**Given data**
---
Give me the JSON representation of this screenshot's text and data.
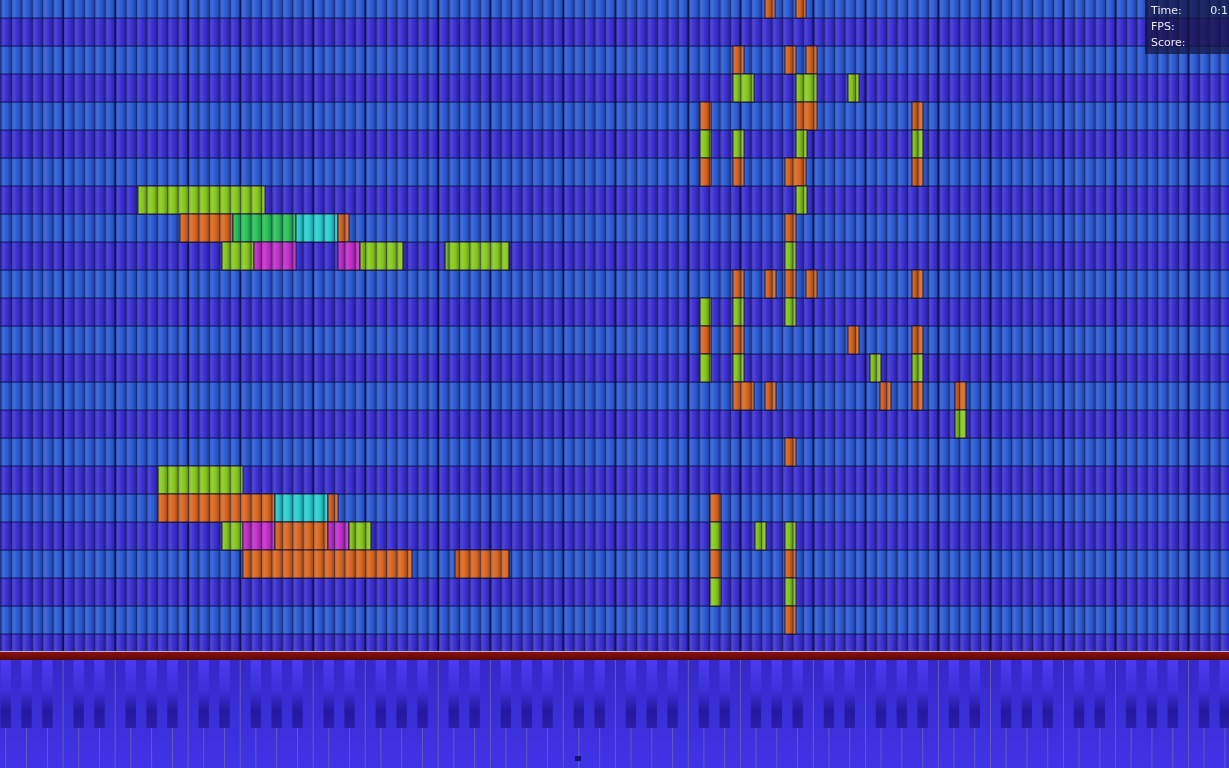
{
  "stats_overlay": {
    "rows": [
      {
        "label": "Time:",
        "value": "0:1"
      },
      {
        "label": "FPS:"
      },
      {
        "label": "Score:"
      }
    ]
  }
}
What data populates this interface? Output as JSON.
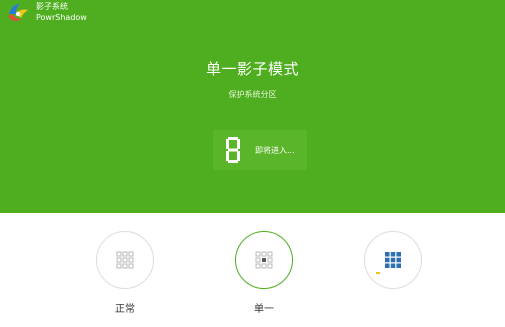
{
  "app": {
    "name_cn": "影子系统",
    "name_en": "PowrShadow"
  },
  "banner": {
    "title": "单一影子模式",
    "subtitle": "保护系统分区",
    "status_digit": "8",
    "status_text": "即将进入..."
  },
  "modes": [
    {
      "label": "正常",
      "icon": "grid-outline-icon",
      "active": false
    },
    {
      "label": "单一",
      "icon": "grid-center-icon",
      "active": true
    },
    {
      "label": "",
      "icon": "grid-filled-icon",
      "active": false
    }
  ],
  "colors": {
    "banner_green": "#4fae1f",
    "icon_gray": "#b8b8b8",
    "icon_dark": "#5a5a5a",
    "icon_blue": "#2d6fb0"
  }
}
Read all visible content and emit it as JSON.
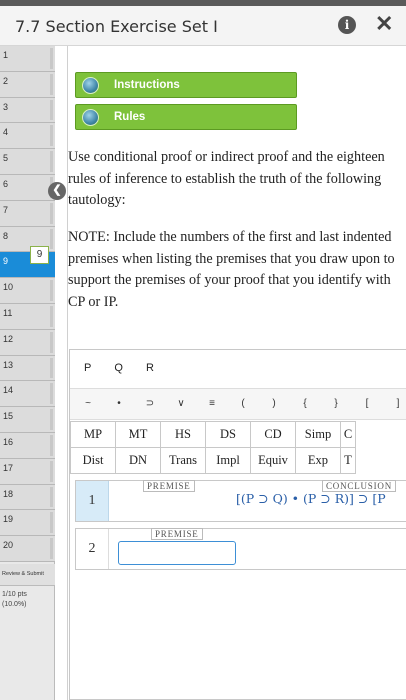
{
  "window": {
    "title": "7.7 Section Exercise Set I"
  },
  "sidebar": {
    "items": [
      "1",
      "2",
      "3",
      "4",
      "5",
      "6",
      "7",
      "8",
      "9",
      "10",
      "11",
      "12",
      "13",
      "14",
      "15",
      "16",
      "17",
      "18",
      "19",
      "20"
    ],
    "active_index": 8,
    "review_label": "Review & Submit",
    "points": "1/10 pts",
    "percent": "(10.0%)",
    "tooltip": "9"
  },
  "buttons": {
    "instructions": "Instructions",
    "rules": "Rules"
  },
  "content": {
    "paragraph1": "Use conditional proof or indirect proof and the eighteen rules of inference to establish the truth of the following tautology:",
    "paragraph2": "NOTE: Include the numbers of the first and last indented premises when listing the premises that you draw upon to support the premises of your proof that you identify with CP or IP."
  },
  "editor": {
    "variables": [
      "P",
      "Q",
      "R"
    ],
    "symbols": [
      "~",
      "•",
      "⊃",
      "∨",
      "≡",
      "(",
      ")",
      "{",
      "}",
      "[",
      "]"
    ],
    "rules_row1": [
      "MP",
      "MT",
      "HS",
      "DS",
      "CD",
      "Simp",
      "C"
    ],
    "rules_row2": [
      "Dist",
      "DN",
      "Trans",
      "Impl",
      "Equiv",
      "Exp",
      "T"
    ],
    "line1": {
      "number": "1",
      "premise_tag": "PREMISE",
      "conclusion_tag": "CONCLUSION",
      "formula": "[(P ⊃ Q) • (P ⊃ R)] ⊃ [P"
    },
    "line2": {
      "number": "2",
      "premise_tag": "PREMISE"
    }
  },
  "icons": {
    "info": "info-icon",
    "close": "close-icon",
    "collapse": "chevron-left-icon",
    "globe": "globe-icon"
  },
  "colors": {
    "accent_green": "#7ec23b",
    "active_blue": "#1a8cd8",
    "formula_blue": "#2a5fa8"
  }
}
---
**Task description**
The records above should be reproduced exactly, with no pictures included.

**Output of the exercise**
Give me the JSON representation of this screenshot's text and data.
{
  "stats_overlay": {
    "rows": [
      {
        "label": "Time:",
        "value": "0:1"
      },
      {
        "label": "FPS:"
      },
      {
        "label": "Score:"
      }
    ]
  }
}
What data populates this interface? Output as JSON.
{
  "app": {
    "name_cn": "影子系统",
    "name_en": "PowrShadow"
  },
  "banner": {
    "title": "单一影子模式",
    "subtitle": "保护系统分区",
    "status_digit": "8",
    "status_text": "即将进入..."
  },
  "modes": [
    {
      "label": "正常",
      "icon": "grid-outline-icon",
      "active": false
    },
    {
      "label": "单一",
      "icon": "grid-center-icon",
      "active": true
    },
    {
      "label": "",
      "icon": "grid-filled-icon",
      "active": false
    }
  ],
  "colors": {
    "banner_green": "#4fae1f",
    "icon_gray": "#b8b8b8",
    "icon_dark": "#5a5a5a",
    "icon_blue": "#2d6fb0"
  }
}
Read all visible content and emit it as JSON.
{
  "window": {
    "title": "7.7 Section Exercise Set I"
  },
  "sidebar": {
    "items": [
      "1",
      "2",
      "3",
      "4",
      "5",
      "6",
      "7",
      "8",
      "9",
      "10",
      "11",
      "12",
      "13",
      "14",
      "15",
      "16",
      "17",
      "18",
      "19",
      "20"
    ],
    "active_index": 8,
    "review_label": "Review & Submit",
    "points": "1/10 pts",
    "percent": "(10.0%)",
    "tooltip": "9"
  },
  "buttons": {
    "instructions": "Instructions",
    "rules": "Rules"
  },
  "content": {
    "paragraph1": "Use conditional proof or indirect proof and the eighteen rules of inference to establish the truth of the following tautology:",
    "paragraph2": "NOTE: Include the numbers of the first and last indented premises when listing the premises that you draw upon to support the premises of your proof that you identify with CP or IP."
  },
  "editor": {
    "variables": [
      "P",
      "Q",
      "R"
    ],
    "symbols": [
      "~",
      "•",
      "⊃",
      "∨",
      "≡",
      "(",
      ")",
      "{",
      "}",
      "[",
      "]"
    ],
    "rules_row1": [
      "MP",
      "MT",
      "HS",
      "DS",
      "CD",
      "Simp",
      "C"
    ],
    "rules_row2": [
      "Dist",
      "DN",
      "Trans",
      "Impl",
      "Equiv",
      "Exp",
      "T"
    ],
    "line1": {
      "number": "1",
      "premise_tag": "PREMISE",
      "conclusion_tag": "CONCLUSION",
      "formula": "[(P ⊃ Q) • (P ⊃ R)] ⊃ [P"
    },
    "line2": {
      "number": "2",
      "premise_tag": "PREMISE"
    }
  },
  "icons": {
    "info": "info-icon",
    "close": "close-icon",
    "collapse": "chevron-left-icon",
    "globe": "globe-icon"
  },
  "colors": {
    "accent_green": "#7ec23b",
    "active_blue": "#1a8cd8",
    "formula_blue": "#2a5fa8"
  }
}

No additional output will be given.